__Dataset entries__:
________________________

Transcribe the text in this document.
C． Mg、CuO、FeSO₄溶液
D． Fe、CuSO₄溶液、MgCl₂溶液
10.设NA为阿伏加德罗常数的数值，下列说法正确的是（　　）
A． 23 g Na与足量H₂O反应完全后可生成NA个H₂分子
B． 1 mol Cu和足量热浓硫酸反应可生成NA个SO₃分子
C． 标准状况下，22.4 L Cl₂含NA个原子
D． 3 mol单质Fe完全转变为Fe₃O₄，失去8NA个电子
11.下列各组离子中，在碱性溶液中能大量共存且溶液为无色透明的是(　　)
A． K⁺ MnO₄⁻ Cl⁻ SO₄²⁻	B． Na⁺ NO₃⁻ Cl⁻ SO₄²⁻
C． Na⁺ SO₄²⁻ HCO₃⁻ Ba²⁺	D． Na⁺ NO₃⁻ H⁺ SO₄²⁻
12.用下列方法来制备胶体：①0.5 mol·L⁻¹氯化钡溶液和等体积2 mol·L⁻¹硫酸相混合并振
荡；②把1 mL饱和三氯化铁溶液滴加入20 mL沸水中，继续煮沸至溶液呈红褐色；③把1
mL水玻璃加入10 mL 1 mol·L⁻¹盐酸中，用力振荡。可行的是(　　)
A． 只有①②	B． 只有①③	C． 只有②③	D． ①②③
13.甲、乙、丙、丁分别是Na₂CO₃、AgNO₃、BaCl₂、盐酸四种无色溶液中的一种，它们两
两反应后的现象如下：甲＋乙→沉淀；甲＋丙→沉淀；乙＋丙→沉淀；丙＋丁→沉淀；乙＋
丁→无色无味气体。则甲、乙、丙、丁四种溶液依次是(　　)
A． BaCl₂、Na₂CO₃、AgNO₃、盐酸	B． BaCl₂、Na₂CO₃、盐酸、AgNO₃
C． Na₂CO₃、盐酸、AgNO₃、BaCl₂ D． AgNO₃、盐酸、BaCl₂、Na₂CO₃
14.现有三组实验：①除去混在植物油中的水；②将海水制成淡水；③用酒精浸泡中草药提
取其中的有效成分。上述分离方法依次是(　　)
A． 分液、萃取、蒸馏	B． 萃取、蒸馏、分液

________________________

__Exercise__: Please reproduce each line exactly as written.

__Output below__:
Transcribe the text in this document.
C． Mg、CuO、FeSO₄溶液
D． Fe、CuSO₄溶液、MgCl₂溶液
10.设NA为阿伏加德罗常数的数值，下列说法正确的是（　　）
A． 23 g Na与足量H₂O反应完全后可生成NA个H₂分子
B． 1 mol Cu和足量热浓硫酸反应可生成NA个SO₃分子
C． 标准状况下，22.4 L Cl₂含NA个原子
D． 3 mol单质Fe完全转变为Fe₃O₄，失去8NA个电子
11.下列各组离子中，在碱性溶液中能大量共存且溶液为无色透明的是(　　)
A． K⁺ MnO₄⁻ Cl⁻ SO₄²⁻	B． Na⁺ NO₃⁻ Cl⁻ SO₄²⁻
C． Na⁺ SO₄²⁻ HCO₃⁻ Ba²⁺	D． Na⁺ NO₃⁻ H⁺ SO₄²⁻
12.用下列方法来制备胶体：①0.5 mol·L⁻¹氯化钡溶液和等体积2 mol·L⁻¹硫酸相混合并振
荡；②把1 mL饱和三氯化铁溶液滴加入20 mL沸水中，继续煮沸至溶液呈红褐色；③把1
mL水玻璃加入10 mL 1 mol·L⁻¹盐酸中，用力振荡。可行的是(　　)
A． 只有①②	B． 只有①③	C． 只有②③	D． ①②③
13.甲、乙、丙、丁分别是Na₂CO₃、AgNO₃、BaCl₂、盐酸四种无色溶液中的一种，它们两
两反应后的现象如下：甲＋乙→沉淀；甲＋丙→沉淀；乙＋丙→沉淀；丙＋丁→沉淀；乙＋
丁→无色无味气体。则甲、乙、丙、丁四种溶液依次是(　　)
A． BaCl₂、Na₂CO₃、AgNO₃、盐酸	B． BaCl₂、Na₂CO₃、盐酸、AgNO₃
C． Na₂CO₃、盐酸、AgNO₃、BaCl₂ D． AgNO₃、盐酸、BaCl₂、Na₂CO₃
14.现有三组实验：①除去混在植物油中的水；②将海水制成淡水；③用酒精浸泡中草药提
取其中的有效成分。上述分离方法依次是(　　)
A． 分液、萃取、蒸馏	B． 萃取、蒸馏、分液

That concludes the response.